[begin Exercise input]
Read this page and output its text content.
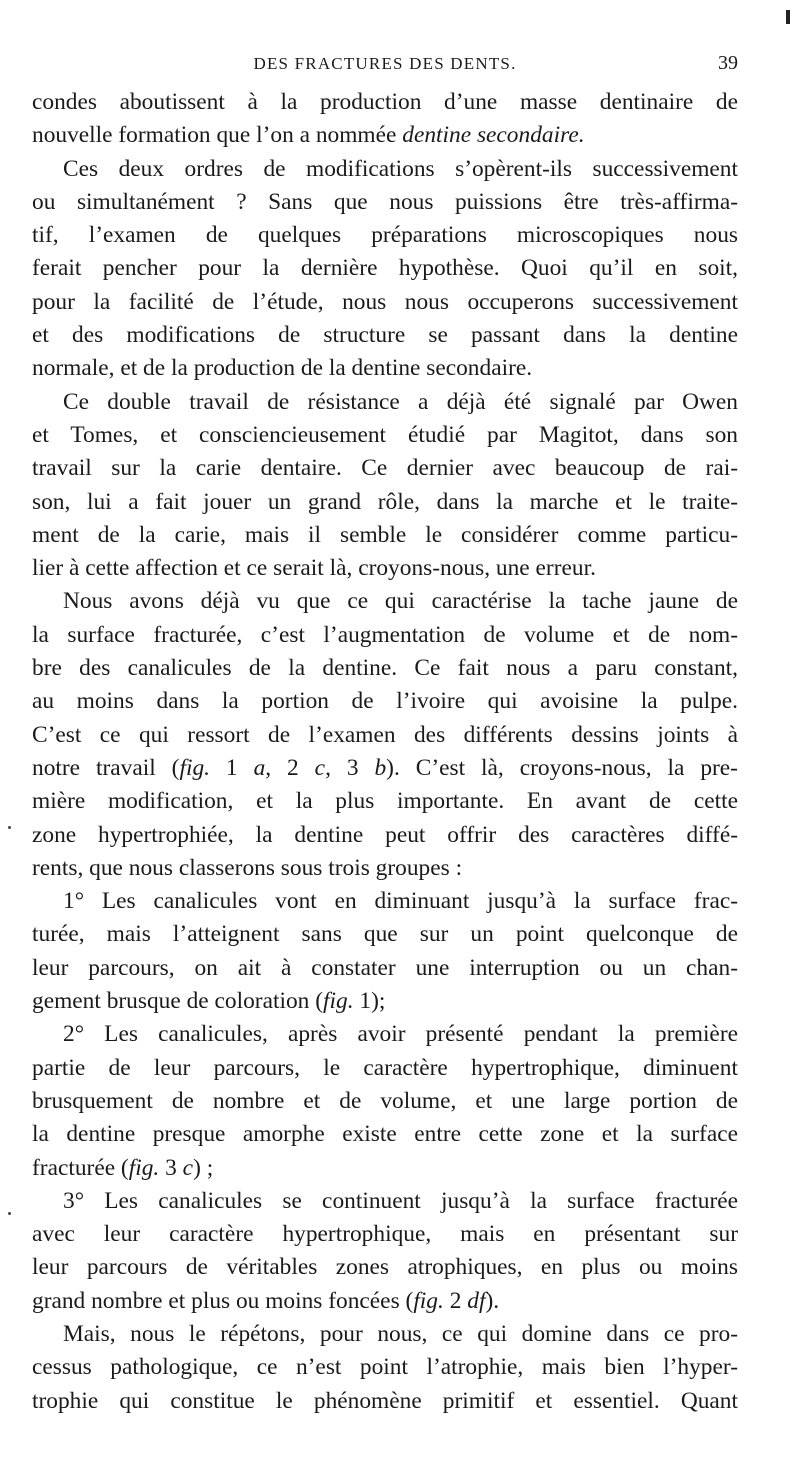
DES FRACTURES DES DENTS.	39
condes aboutissent à la production d’une masse dentinaire de
nouvelle formation que l’on a nommée dentine secondaire.
Ces deux ordres de modifications s’opèrent-ils successivement
ou simultanément ? Sans que nous puissions être très-affirma-
tif, l’examen de quelques préparations microscopiques nous
ferait pencher pour la dernière hypothèse. Quoi qu’il en soit,
pour la facilité de l’étude, nous nous occuperons successivement
et des modifications de structure se passant dans la dentine
normale, et de la production de la dentine secondaire.
Ce double travail de résistance a déjà été signalé par Owen
et Tomes, et consciencieusement étudié par Magitot, dans son
travail sur la carie dentaire. Ce dernier avec beaucoup de rai-
son, lui a fait jouer un grand rôle, dans la marche et le traite-
ment de la carie, mais il semble le considérer comme particu-
lier à cette affection et ce serait là, croyons-nous, une erreur.
Nous avons déjà vu que ce qui caractérise la tache jaune de
la surface fracturée, c’est l’augmentation de volume et de nom-
bre des canalicules de la dentine. Ce fait nous a paru constant,
au moins dans la portion de l’ivoire qui avoisine la pulpe.
C’est ce qui ressort de l’examen des différents dessins joints à
notre travail (fig. 1 a, 2 c, 3 b). C’est là, croyons-nous, la pre-
mière modification, et la plus importante. En avant de cette
zone hypertrophiée, la dentine peut offrir des caractères diffé-
rents, que nous classerons sous trois groupes :
1° Les canalicules vont en diminuant jusqu’à la surface frac-
turée, mais l’atteignent sans que sur un point quelconque de
leur parcours, on ait à constater une interruption ou un chan-
gement brusque de coloration (fig. 1);
2° Les canalicules, après avoir présenté pendant la première
partie de leur parcours, le caractère hypertrophique, diminuent
brusquement de nombre et de volume, et une large portion de
la dentine presque amorphe existe entre cette zone et la surface
fracturée (fig. 3 c) ;
3° Les canalicules se continuent jusqu’à la surface fracturée
avec leur caractère hypertrophique, mais en présentant sur
leur parcours de véritables zones atrophiques, en plus ou moins
grand nombre et plus ou moins foncées (fig. 2 df).
Mais, nous le répétons, pour nous, ce qui domine dans ce pro-
cessus pathologique, ce n’est point l’atrophie, mais bien l’hyper-
trophie qui constitue le phénomène primitif et essentiel. Quant
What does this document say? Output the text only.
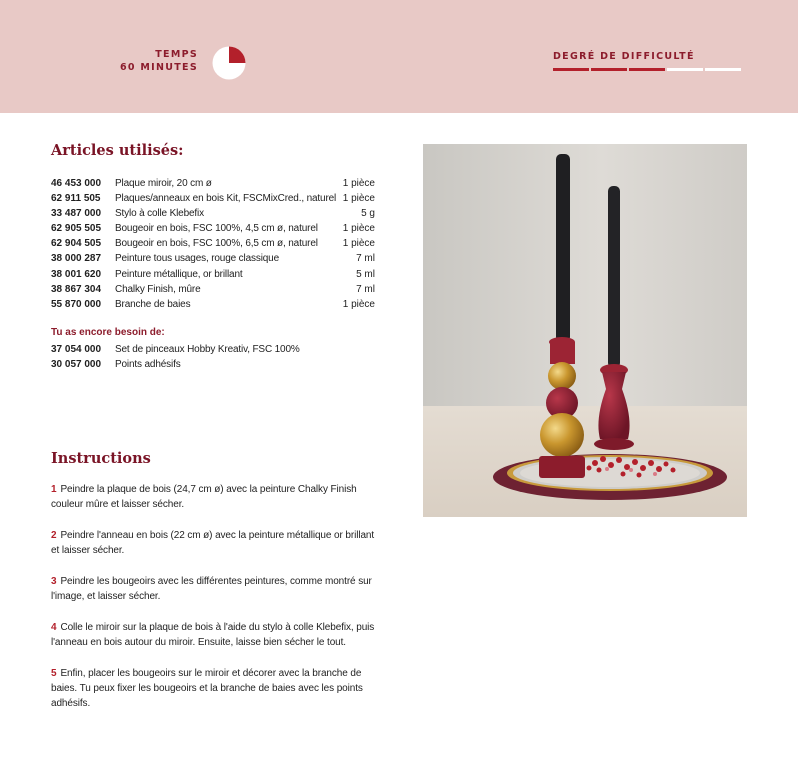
TEMPS
60 MINUTES
DEGRÉ DE DIFFICULTÉ
Articles utilisés:
46 453 000	Plaque miroir, 20 cm ø	1 pièce
62 911 505	Plaques/anneaux en bois Kit, FSCMixCred., naturel 1 pièce
33 487 000	Stylo à colle Klebefix	5 g
62 905 505	Bougeoir en bois, FSC 100%, 4,5 cm ø, naturel	1 pièce
62 904 505	Bougeoir en bois, FSC 100%, 6,5 cm ø, naturel	1 pièce
38 000 287	Peinture tous usages, rouge classique	7 ml
38 001 620	Peinture métallique, or brillant	5 ml
38 867 304	Chalky Finish, mûre	7 ml
55 870 000	Branche de baies	1 pièce
Tu as encore besoin de:
37 054 000	Set de pinceaux Hobby Kreativ, FSC 100%
30 057 000	Points adhésifs
Instructions

1 Peindre la plaque de bois (24,7 cm ø) avec la peinture Chalky Finish couleur mûre et laisser sécher.

2 Peindre l'anneau en bois (22 cm ø) avec la peinture métallique or brillant et laisser sécher.

3 Peindre les bougeoirs avec les différentes peintures, comme montré sur l'image, et laisser sécher.

4 Colle le miroir sur la plaque de bois à l'aide du stylo à colle Klebefix, puis l'anneau en bois autour du miroir. Ensuite, laisse bien sécher le tout.

5 Enfin, placer les bougeoirs sur le miroir et décorer avec la branche de baies. Tu peux fixer les bougeoirs et la branche de baies avec les points adhésifs.
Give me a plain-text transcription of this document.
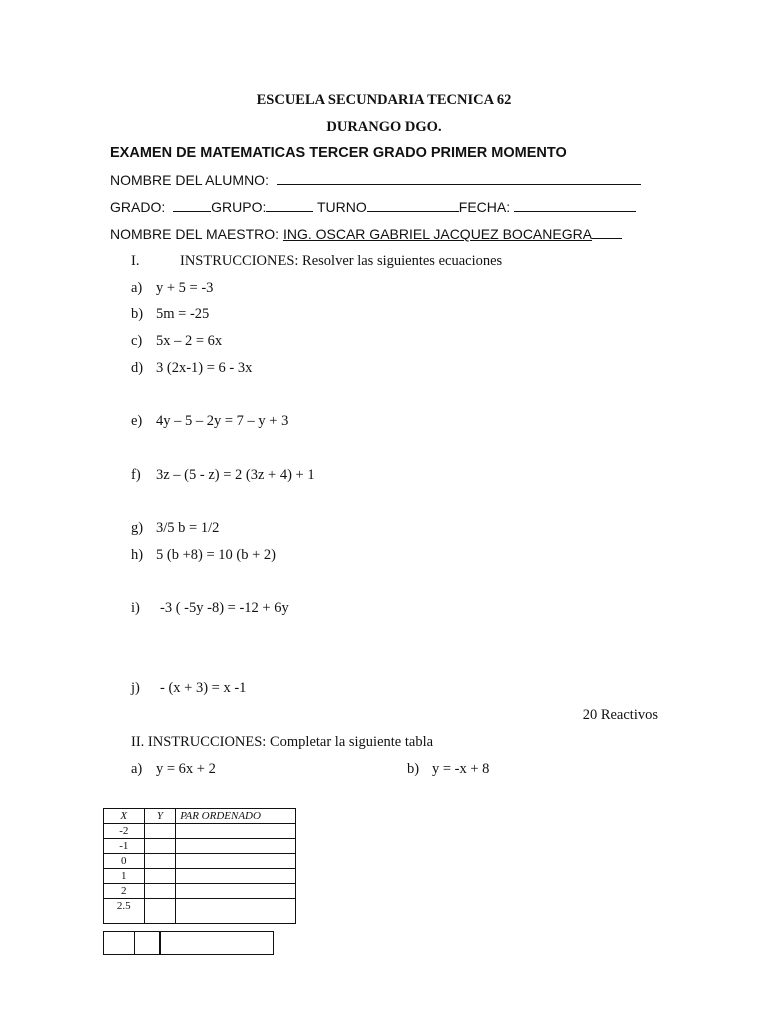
ESCUELA SECUNDARIA TECNICA 62
DURANGO DGO.
EXAMEN DE MATEMATICAS TERCER GRADO PRIMER MOMENTO
NOMBRE DEL ALUMNO:
GRADO:	GRUPO:	TURNO	FECHA:
NOMBRE DEL MAESTRO: ING. OSCAR GABRIEL JACQUEZ BOCANEGRA
I.	INSTRUCCIONES: Resolver las siguientes ecuaciones
a) y + 5 = -3
b) 5m = -25
c) 5x – 2 = 6x
d) 3 (2x-1) = 6 - 3x
e) 4y – 5 – 2y = 7 – y + 3
f) 3z – (5 - z) = 2 (3z + 4) + 1
g) 3/5 b = 1/2
h) 5 (b +8) = 10 (b + 2)
i) -3 ( -5y -8) = -12 + 6y
j) - (x + 3) = x -1
20 Reactivos
II. INSTRUCCIONES: Completar la siguiente tabla
a) y = 6x + 2	b) y = -x + 8
X	Y	PAR ORDENADO
-2		
-1		
0		
1		
2		
2.5		
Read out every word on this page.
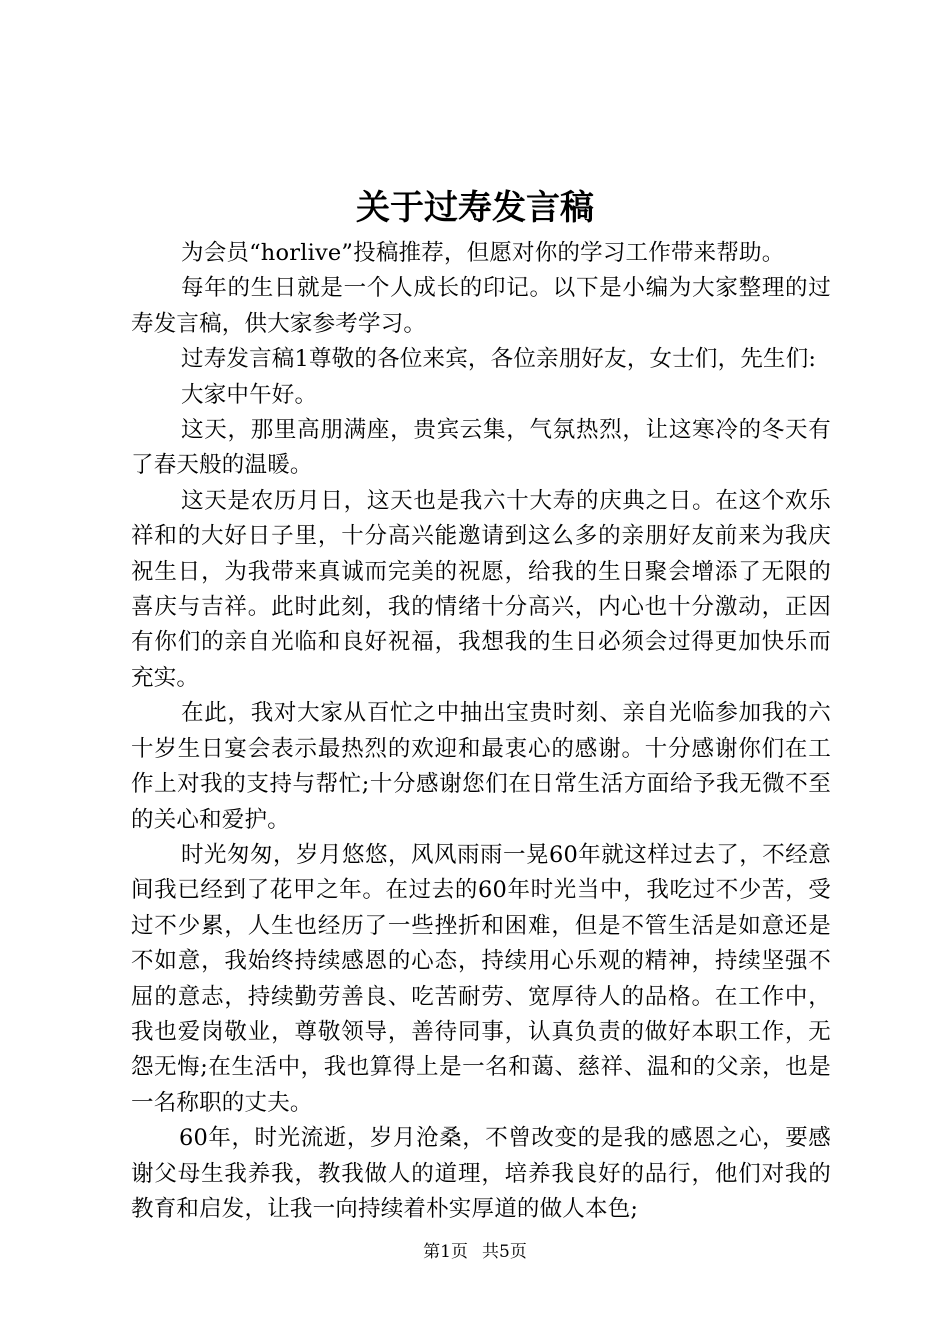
关于过寿发言稿

为会员“horlive”投稿推荐，但愿对你的学习工作带来帮助。

每年的生日就是一个人成长的印记。以下是小编为大家整理的过寿发言稿，供大家参考学习。

过寿发言稿1尊敬的各位来宾，各位亲朋好友，女士们，先生们:

大家中午好。

这天，那里高朋满座，贵宾云集，气氛热烈，让这寒冷的冬天有了春天般的温暖。

这天是农历月日，这天也是我六十大寿的庆典之日。在这个欢乐祥和的大好日子里，十分高兴能邀请到这么多的亲朋好友前来为我庆祝生日，为我带来真诚而完美的祝愿，给我的生日聚会增添了无限的喜庆与吉祥。此时此刻，我的情绪十分高兴，内心也十分激动，正因有你们的亲自光临和良好祝福，我想我的生日必须会过得更加快乐而充实。

在此，我对大家从百忙之中抽出宝贵时刻、亲自光临参加我的六十岁生日宴会表示最热烈的欢迎和最衷心的感谢。十分感谢你们在工作上对我的支持与帮忙;十分感谢您们在日常生活方面给予我无微不至的关心和爱护。

时光匆匆，岁月悠悠，风风雨雨一晃60年就这样过去了，不经意间我已经到了花甲之年。在过去的60年时光当中，我吃过不少苦，受过不少累，人生也经历了一些挫折和困难，但是不管生活是如意还是不如意，我始终持续感恩的心态，持续用心乐观的精神，持续坚强不屈的意志，持续勤劳善良、吃苦耐劳、宽厚待人的品格。在工作中，我也爱岗敬业，尊敬领导，善待同事，认真负责的做好本职工作，无怨无悔;在生活中，我也算得上是一名和蔼、慈祥、温和的父亲，也是一名称职的丈夫。

60年，时光流逝，岁月沧桑，不曾改变的是我的感恩之心，要感谢父母生我养我，教我做人的道理，培养我良好的品行，他们对我的教育和启发，让我一向持续着朴实厚道的做人本色;

第1页 共5页
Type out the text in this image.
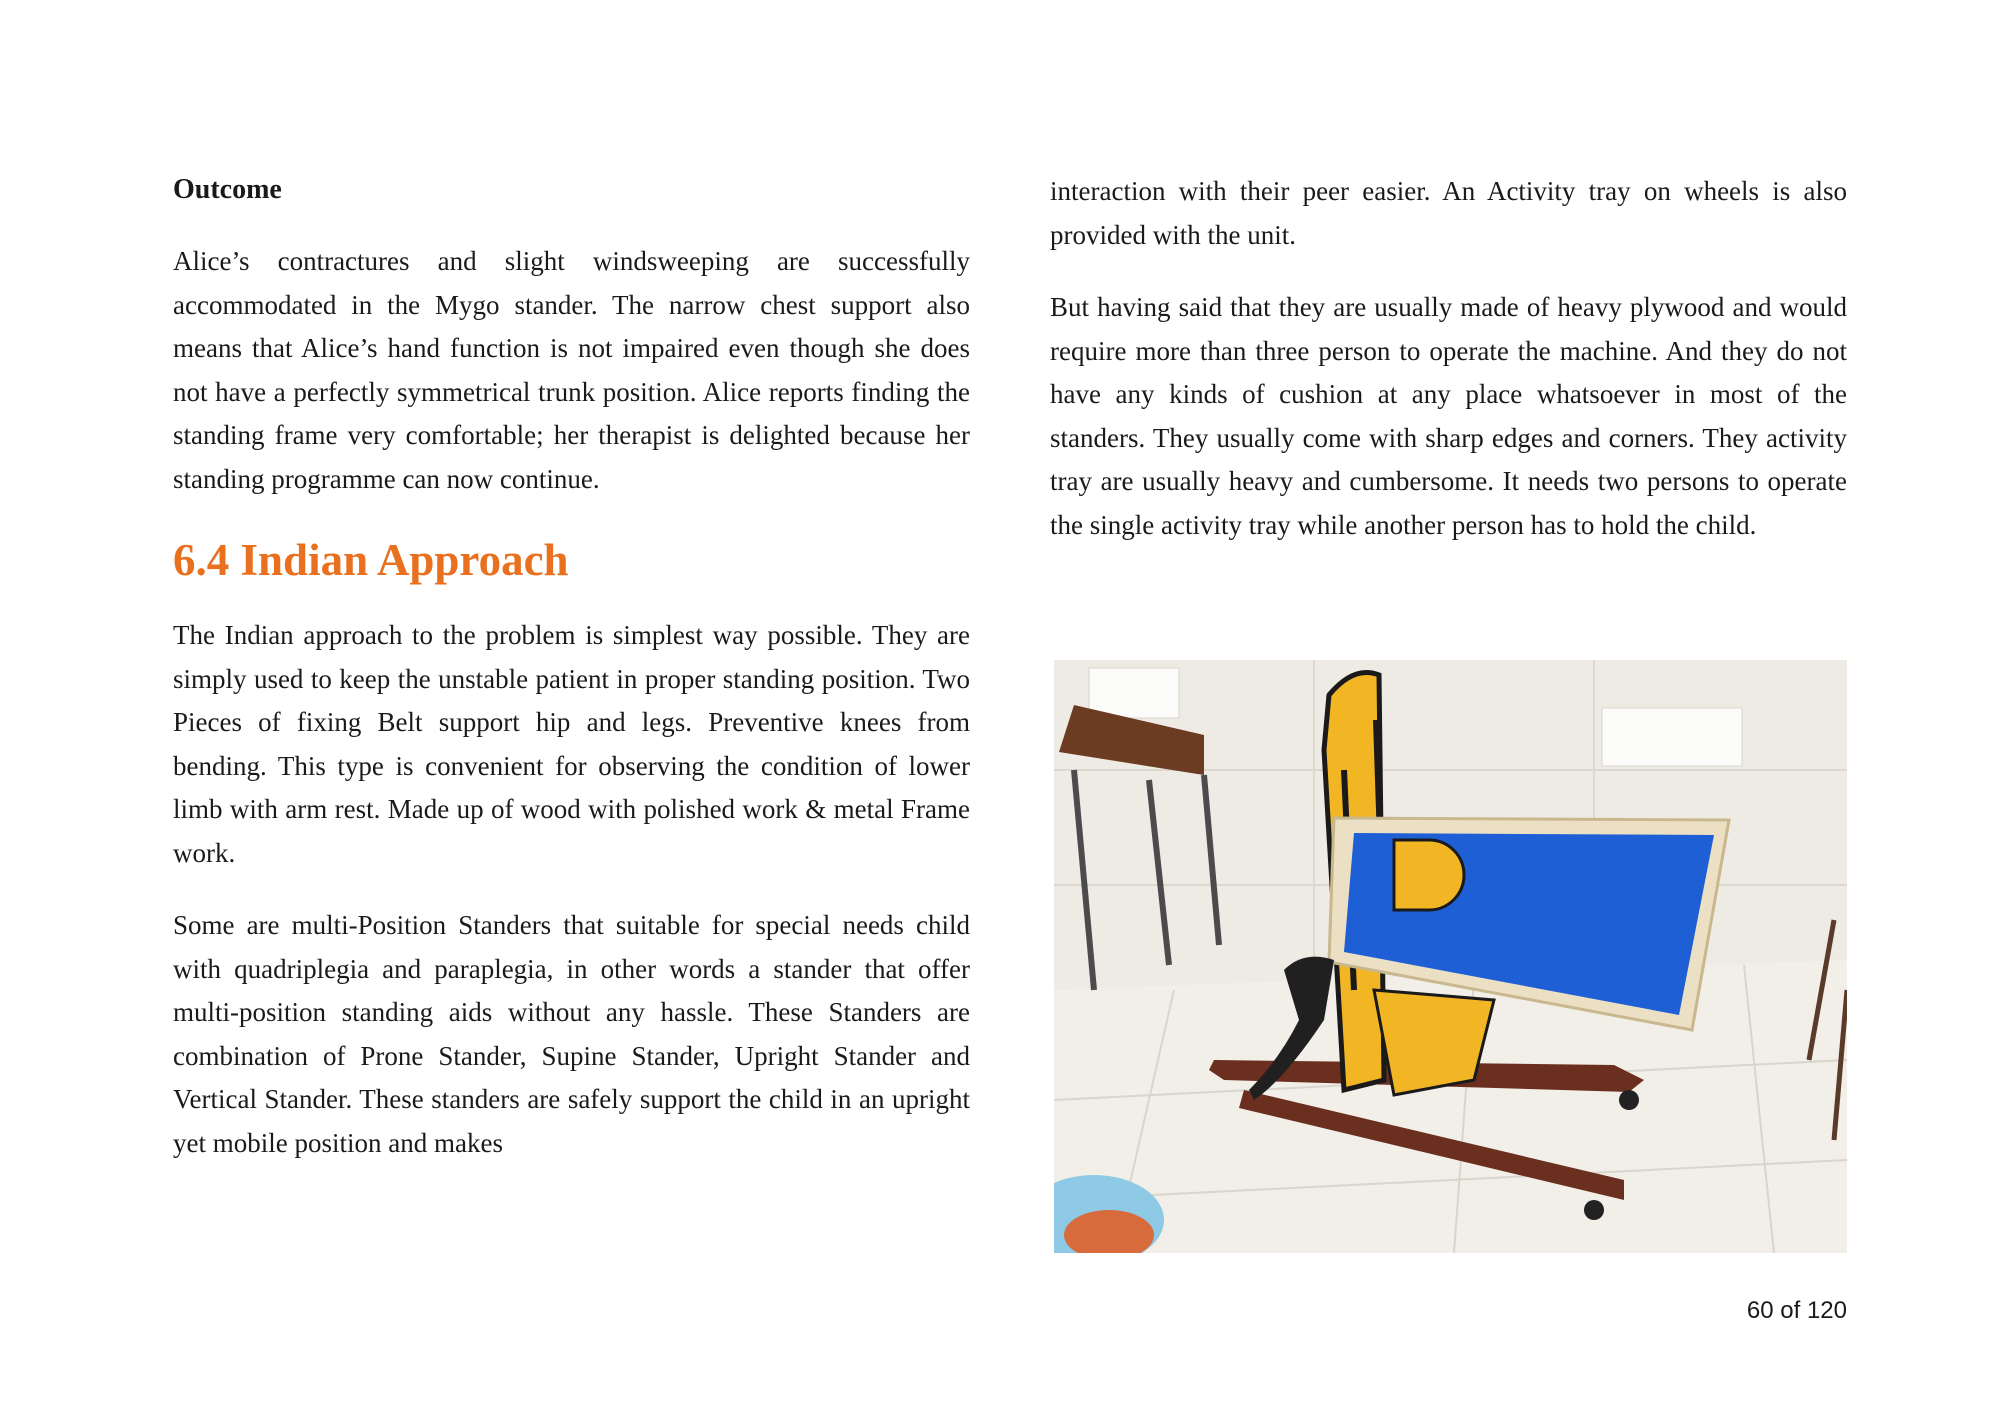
Outcome

Alice’s contractures and slight windsweeping are successfully accommodated in the Mygo stander. The narrow chest support also means that Alice’s hand function is not impaired even though she does not have a perfectly symmetrical trunk position. Alice reports finding the standing frame very comfortable; her therapist is delighted because her standing programme can now continue.

6.4 Indian Approach

The Indian approach to the problem is simplest way possible. They are simply used to keep the unstable patient in proper standing position. Two Pieces of fixing Belt support hip and legs. Preventive knees from bending. This type is convenient for observing the condition of lower limb with arm rest. Made up of wood with polished work & metal Frame work.

Some are multi-Position Standers that suitable for special needs child with quadriplegia and paraplegia, in other words a stander that offer multi-position standing aids without any hassle. These Standers are combination of Prone Stander, Supine Stander, Upright Stander and Vertical Stander. These standers are safely support the child in an upright yet mobile position and makes

interaction with their peer easier. An Activity tray on wheels is also provided with the unit.

But having said that they are usually made of heavy plywood and would require more than three person to operate the machine. And they do not have any kinds of cushion at any place whatsoever in most of the standers. They usually come with sharp edges and corners. They activity tray are usually heavy and cumbersome. It needs two persons to operate the single activity tray while another person has to hold the child.

60 of 120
[end Exercise input]
▶ [Instructions to follow]:
Your answer should be one number: the count of lines in the data above that include the word "cette".

▶ [Solution]:
3